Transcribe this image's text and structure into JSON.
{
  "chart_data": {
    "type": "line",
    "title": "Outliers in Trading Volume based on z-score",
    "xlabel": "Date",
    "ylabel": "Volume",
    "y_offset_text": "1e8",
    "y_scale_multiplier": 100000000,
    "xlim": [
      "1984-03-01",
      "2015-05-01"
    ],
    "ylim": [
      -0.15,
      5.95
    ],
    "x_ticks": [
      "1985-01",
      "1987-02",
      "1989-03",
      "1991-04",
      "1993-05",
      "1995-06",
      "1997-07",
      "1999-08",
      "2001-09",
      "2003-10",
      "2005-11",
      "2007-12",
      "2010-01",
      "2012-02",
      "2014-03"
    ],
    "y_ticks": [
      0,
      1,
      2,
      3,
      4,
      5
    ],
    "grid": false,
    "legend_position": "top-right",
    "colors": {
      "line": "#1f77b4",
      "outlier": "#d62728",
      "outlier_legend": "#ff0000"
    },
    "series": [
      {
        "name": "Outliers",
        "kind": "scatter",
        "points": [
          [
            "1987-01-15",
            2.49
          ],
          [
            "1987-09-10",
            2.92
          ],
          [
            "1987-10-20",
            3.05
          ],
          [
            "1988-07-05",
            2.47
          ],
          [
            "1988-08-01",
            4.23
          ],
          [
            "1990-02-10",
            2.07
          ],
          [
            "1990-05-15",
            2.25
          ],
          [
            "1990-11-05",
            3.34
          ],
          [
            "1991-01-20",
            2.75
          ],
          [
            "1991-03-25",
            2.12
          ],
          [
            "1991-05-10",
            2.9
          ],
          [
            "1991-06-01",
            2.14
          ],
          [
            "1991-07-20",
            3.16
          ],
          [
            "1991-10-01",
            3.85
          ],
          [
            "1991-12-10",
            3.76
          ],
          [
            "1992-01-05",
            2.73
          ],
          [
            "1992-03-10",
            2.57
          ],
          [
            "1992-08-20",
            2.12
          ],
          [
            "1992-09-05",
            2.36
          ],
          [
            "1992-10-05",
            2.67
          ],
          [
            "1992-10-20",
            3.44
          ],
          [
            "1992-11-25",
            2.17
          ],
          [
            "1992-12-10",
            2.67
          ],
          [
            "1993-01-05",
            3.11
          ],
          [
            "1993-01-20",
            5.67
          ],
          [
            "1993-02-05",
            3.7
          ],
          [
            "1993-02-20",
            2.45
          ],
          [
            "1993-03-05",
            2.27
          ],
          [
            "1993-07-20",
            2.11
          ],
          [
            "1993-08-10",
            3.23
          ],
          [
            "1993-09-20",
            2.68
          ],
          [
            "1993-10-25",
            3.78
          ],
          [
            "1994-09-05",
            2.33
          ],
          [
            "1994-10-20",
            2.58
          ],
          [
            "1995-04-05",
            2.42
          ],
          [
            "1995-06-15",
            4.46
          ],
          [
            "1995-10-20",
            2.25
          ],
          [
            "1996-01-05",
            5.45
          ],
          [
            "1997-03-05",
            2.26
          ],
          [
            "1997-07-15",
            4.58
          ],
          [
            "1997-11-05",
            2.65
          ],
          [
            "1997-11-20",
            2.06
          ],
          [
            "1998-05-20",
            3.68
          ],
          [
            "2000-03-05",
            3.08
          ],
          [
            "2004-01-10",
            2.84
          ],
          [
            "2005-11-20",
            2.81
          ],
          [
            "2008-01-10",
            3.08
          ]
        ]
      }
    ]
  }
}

_JOB:_ Count how many lines in the data above hold the string "Volume", and give the number with no other words.

_COMPLETED TASK:_ 2